> Written exercise
Your reply should be one number: the count of lines holding the word "including".

---*---

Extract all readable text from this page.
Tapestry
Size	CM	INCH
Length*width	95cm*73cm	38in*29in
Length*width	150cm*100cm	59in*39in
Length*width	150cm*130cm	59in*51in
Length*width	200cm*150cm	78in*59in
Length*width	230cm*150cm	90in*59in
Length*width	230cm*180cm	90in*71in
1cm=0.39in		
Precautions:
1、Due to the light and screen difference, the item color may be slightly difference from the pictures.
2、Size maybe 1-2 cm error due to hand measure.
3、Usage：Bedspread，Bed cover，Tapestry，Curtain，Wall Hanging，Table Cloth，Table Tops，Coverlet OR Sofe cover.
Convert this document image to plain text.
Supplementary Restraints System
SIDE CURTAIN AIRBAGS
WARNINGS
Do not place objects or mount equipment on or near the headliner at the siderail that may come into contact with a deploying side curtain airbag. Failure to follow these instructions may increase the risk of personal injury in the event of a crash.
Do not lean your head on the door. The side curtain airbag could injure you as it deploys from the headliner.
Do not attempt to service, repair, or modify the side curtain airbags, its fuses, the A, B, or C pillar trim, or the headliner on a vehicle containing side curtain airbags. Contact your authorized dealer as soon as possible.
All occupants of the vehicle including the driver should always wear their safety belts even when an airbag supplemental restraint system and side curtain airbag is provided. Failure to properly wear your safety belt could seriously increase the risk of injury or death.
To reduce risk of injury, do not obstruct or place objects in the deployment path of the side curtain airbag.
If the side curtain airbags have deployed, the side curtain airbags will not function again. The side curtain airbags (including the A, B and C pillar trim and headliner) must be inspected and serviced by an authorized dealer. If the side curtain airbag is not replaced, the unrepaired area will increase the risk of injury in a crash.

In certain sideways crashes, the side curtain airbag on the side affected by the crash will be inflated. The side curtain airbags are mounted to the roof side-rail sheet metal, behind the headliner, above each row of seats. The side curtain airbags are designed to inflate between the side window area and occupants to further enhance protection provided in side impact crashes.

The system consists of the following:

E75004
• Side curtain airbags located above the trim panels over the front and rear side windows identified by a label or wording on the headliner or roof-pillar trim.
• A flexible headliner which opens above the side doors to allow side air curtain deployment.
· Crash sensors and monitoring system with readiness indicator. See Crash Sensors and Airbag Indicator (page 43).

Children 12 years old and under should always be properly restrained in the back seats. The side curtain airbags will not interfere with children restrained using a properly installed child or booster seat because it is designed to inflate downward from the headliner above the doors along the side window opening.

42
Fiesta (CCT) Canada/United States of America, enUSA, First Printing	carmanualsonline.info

---*---

> The output
2